**Reading passage:**
Begin
I use a 2 3/4 in hole saw. Run a jig saw along edge of 2 3/4 hole. Keep fitting the Mason jar till you get it where you like it. Not too snug or too loose.
I put #8 hardware cloth on other side. Hammer it in some to reach surface of a turned around lid with small holes on Mason jar. Staple the hardware cloth. Cloth should be touching lid when jar is pushed all in. I use a rubber mallet or circular piece of wood smaller than hole size.
I also try to put my jar hole(s) near the back and not in the middle over brood. Easier to get to them from back of hive. I use migratory covers for feeder lids. Also cover feeder jars with two liter plastic soda bottles with spouts cut off and spray painted a dark color. These fit snug on Mason quart jars. 
I make two to four holes on full size and one to two on nuc box lids. Then after feeding go back to telescoping covers. If I leave feeder lid on I cover holes when done feeding.


----------



## tazke (Mar 23, 2015)

I use my router with a collar and 1/4 spiral bit. Make a pattern jig, hole plus collar, use the pattern and cut your hole. You can cut holes about 5 times faster than with a whole saw. And make any size hole you want. I use this for nuc feeder holes, and making my screen tops. Works great.
End
**Information provided:**
Begin
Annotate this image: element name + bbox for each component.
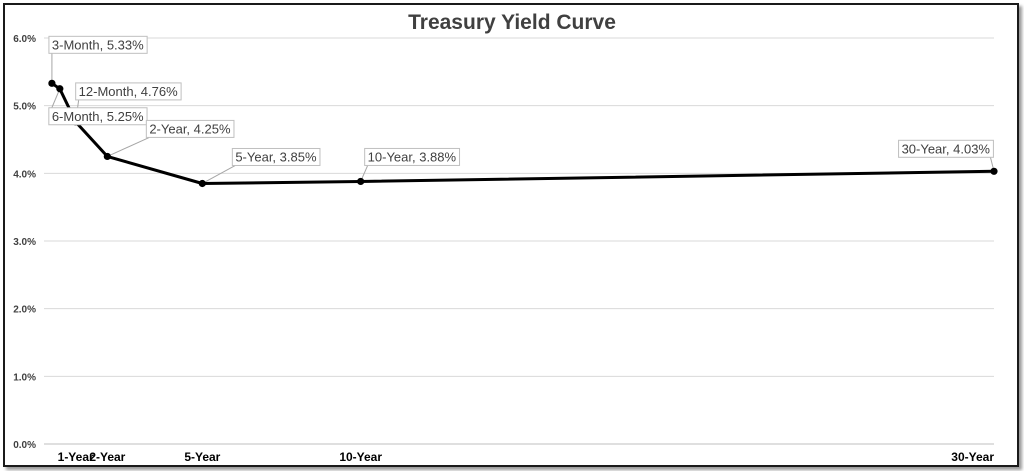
End
**Task brief:** Could you carry on the forum thread about cutting Mason jar feeder holes in hive lids, picking up after its last post?

**Written reply:**
----------



## jadebees (May 9, 2013)

I just put pint or quart jars on the hole in the inner cover, no screen. If you make your own covers, you can get a doorknob holesaw set very cheap. The big holesaw in that set is a great size. If you have an oval slot, place duct tape over 1/3 of the oval, either end. A spare med. or deep box will cover it, then just put the roof back on. This works so well, i made inner covers for all my Warre hives, then later started building a feeder hole deck into the quilt boxes. Super easy, no robbing, no ants, no yellow jackets. Yes, a few will fly out at you sometimes. Without screen, the ants cannot tamper inside the hive top.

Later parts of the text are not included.